* [Written problem]:
Among the records below, find each line that includes the string "आरआरब" and copy it.

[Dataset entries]
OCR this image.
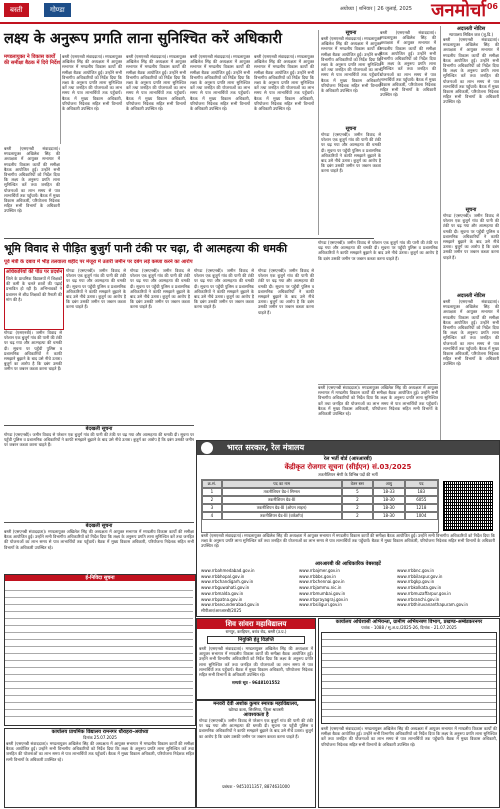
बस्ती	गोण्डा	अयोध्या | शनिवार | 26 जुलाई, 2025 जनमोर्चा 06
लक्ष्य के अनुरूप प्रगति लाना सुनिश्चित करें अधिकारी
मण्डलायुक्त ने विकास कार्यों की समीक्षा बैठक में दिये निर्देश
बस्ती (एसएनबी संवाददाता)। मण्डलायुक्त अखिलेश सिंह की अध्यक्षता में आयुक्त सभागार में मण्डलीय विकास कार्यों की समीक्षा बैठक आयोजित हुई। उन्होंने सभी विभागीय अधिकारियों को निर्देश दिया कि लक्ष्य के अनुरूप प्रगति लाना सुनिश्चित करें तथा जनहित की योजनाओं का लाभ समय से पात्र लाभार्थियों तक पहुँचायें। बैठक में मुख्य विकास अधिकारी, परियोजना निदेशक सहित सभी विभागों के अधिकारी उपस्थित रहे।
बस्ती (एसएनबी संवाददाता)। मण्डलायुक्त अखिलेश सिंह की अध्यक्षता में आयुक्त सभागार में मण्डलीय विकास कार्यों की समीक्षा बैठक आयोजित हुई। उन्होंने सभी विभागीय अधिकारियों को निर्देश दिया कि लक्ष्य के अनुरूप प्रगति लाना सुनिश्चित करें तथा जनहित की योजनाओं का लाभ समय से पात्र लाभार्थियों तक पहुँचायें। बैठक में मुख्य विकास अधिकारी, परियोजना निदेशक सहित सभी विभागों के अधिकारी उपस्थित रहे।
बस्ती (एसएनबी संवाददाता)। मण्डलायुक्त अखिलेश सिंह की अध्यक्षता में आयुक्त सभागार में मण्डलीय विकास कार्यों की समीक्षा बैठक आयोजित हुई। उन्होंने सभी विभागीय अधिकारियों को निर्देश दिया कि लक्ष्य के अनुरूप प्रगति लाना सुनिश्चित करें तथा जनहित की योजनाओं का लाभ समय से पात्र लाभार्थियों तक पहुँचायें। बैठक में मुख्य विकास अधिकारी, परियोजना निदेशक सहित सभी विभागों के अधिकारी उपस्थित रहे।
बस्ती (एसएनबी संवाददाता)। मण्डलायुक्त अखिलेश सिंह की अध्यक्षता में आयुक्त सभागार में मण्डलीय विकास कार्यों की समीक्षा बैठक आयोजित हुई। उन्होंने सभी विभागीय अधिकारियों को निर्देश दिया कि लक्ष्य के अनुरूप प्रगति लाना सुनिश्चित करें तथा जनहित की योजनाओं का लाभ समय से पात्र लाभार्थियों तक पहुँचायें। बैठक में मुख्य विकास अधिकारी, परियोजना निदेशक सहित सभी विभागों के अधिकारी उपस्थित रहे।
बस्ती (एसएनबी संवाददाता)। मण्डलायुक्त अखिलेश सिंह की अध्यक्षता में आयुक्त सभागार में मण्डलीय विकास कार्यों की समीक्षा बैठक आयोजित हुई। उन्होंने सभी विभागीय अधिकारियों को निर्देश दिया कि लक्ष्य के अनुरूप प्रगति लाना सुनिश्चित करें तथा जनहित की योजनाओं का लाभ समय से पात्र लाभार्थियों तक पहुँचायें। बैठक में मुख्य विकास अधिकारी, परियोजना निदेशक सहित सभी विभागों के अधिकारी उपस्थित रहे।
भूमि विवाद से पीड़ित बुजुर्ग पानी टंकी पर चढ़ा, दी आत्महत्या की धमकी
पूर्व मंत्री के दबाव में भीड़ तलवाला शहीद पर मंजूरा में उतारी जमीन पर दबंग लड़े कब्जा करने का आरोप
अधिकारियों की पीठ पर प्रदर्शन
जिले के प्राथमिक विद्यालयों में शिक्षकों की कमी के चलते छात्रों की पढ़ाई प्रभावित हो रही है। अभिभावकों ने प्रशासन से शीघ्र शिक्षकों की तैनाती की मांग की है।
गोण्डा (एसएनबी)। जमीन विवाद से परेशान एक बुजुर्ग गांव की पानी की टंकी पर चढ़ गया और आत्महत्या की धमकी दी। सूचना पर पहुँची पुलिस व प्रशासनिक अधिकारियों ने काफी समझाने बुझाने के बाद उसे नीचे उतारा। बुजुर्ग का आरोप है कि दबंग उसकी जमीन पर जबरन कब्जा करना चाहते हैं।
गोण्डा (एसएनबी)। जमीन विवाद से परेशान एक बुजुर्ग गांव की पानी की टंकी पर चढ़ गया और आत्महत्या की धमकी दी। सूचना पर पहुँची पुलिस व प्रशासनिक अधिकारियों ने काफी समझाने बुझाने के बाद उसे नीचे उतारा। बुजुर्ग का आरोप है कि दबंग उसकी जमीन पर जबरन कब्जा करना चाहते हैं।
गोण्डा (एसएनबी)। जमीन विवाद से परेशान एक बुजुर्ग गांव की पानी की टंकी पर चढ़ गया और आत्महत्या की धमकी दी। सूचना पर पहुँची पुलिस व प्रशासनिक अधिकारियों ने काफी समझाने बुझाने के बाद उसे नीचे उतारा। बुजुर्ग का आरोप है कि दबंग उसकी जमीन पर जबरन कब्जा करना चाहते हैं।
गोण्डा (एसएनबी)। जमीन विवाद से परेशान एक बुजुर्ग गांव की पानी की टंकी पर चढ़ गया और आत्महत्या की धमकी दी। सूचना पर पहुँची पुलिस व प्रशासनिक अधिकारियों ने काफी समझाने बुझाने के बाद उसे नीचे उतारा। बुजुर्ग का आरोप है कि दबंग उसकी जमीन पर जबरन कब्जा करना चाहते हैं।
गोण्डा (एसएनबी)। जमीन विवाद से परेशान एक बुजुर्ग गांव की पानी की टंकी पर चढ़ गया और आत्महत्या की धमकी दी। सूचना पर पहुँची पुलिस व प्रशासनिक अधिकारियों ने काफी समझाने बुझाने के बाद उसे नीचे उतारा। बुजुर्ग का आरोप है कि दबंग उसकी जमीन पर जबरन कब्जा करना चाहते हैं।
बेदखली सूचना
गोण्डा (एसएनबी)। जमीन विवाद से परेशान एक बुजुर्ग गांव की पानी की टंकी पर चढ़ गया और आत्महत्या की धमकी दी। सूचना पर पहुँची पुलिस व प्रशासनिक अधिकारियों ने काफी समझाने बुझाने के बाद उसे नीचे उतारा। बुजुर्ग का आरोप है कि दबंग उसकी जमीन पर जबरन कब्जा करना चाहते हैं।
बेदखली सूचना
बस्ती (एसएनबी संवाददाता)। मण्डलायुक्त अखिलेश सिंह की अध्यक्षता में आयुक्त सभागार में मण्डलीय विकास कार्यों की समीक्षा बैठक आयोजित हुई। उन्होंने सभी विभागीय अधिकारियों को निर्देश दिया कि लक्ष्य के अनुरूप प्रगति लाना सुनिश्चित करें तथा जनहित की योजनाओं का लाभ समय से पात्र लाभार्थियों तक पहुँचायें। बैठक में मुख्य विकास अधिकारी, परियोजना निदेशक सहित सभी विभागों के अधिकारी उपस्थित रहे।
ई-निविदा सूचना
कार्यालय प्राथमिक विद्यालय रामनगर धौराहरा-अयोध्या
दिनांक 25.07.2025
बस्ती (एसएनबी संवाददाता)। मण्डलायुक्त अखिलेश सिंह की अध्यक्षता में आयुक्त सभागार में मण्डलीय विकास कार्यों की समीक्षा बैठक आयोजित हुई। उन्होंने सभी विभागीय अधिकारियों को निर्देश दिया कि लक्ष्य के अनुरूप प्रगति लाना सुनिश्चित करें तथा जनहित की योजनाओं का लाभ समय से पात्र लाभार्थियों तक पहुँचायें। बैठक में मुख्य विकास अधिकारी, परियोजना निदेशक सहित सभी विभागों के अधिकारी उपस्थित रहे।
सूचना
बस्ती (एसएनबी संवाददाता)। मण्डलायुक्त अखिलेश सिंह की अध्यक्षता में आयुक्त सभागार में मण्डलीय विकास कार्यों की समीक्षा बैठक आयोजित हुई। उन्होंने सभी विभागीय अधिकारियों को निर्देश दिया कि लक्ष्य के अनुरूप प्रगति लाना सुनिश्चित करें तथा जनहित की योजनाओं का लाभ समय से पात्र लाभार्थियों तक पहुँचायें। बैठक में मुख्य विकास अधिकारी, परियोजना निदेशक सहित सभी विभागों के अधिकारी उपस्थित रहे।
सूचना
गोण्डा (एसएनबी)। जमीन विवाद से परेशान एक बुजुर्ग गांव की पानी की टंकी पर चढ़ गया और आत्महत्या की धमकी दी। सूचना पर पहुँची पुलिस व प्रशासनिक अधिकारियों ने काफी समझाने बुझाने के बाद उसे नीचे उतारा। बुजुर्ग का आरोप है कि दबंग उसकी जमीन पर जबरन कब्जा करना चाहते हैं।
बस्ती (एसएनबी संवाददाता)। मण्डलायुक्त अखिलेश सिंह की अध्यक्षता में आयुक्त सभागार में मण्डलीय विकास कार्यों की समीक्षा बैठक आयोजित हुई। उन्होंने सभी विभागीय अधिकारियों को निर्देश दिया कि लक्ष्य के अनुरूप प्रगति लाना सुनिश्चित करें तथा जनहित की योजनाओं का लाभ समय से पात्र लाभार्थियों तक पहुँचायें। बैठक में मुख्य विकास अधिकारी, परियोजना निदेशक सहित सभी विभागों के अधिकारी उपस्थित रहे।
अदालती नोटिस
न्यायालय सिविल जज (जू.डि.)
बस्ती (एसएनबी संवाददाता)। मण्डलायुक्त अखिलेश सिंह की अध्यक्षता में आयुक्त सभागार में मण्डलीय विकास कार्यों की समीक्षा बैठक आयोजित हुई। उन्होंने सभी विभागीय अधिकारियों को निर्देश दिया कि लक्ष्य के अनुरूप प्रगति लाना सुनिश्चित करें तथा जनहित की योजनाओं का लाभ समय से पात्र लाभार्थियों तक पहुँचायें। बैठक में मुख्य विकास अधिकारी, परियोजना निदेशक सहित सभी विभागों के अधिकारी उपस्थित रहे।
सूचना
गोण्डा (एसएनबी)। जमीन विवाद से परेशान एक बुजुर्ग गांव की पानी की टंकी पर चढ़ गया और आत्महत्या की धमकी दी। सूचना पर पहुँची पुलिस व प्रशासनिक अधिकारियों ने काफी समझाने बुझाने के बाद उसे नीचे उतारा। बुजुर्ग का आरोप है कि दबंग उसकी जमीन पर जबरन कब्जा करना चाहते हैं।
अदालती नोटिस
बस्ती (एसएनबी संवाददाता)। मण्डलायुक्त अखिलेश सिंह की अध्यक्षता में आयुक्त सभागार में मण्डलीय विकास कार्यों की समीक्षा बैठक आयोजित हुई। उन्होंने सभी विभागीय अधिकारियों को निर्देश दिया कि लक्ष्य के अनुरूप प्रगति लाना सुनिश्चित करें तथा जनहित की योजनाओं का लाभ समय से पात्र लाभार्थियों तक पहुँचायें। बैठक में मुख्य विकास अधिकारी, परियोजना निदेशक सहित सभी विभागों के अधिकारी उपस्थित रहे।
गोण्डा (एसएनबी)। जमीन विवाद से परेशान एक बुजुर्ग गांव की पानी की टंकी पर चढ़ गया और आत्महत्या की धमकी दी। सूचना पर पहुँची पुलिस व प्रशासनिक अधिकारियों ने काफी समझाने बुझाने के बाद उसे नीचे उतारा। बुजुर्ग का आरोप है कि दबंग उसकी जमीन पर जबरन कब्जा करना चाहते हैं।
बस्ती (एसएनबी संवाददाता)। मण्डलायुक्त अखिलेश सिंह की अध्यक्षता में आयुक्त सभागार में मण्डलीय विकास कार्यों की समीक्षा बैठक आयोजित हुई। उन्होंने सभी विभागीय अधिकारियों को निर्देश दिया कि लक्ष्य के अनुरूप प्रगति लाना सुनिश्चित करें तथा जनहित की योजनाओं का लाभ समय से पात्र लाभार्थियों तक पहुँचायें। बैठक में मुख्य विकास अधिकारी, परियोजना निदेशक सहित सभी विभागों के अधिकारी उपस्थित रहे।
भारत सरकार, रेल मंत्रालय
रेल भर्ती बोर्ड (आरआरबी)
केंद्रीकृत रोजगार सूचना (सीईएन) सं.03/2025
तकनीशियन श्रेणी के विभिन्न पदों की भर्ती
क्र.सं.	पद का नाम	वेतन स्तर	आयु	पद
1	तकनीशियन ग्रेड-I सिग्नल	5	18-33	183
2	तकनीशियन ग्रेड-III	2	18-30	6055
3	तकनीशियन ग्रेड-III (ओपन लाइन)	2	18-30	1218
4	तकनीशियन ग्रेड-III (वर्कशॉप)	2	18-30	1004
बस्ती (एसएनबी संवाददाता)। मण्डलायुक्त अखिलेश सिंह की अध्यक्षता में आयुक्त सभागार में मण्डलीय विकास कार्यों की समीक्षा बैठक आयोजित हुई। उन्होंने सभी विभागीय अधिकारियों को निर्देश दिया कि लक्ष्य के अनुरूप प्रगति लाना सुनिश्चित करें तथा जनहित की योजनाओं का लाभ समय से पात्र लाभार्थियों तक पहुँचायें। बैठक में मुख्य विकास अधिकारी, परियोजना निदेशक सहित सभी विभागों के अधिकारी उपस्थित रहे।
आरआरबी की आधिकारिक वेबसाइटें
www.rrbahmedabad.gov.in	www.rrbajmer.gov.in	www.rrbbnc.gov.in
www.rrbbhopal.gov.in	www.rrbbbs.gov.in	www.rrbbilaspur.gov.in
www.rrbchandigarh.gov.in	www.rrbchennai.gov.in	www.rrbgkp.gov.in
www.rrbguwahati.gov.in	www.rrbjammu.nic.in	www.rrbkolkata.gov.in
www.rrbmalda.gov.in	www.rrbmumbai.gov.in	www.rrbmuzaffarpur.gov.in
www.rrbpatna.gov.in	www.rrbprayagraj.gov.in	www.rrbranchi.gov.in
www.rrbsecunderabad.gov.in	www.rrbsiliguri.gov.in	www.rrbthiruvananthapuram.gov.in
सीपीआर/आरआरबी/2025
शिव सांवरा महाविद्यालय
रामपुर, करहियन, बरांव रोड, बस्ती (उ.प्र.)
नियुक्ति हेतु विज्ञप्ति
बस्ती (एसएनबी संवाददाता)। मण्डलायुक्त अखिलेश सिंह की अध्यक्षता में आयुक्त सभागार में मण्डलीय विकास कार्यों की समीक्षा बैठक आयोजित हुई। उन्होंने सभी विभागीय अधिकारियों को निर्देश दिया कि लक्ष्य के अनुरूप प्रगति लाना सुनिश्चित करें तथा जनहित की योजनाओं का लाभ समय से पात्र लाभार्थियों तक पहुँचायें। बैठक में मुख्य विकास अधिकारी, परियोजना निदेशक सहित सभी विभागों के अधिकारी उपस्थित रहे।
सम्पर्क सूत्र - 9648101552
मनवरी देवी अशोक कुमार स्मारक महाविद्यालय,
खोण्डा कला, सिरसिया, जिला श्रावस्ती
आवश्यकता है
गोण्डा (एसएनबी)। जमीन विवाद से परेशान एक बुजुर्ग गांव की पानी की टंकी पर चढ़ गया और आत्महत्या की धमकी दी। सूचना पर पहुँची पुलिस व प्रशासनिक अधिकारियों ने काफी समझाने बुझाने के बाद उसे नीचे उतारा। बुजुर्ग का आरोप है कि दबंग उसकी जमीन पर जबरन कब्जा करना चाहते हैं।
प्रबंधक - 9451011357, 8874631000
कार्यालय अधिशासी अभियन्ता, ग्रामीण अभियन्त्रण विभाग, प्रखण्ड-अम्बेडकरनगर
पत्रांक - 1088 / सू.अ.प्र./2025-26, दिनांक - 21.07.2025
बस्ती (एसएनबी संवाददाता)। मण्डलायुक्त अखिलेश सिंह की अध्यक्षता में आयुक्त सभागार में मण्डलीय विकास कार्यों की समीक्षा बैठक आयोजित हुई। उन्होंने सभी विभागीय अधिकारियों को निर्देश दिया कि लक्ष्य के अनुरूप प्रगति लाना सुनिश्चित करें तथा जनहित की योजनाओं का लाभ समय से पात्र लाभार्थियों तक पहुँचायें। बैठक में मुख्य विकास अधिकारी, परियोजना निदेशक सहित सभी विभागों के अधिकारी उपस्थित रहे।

* [Answer]:
रेल भर्ती बोर्ड (आरआरबी)
आरआरबी की आधिकारिक वेबसाइटें
सीपीआर/आरआरबी/2025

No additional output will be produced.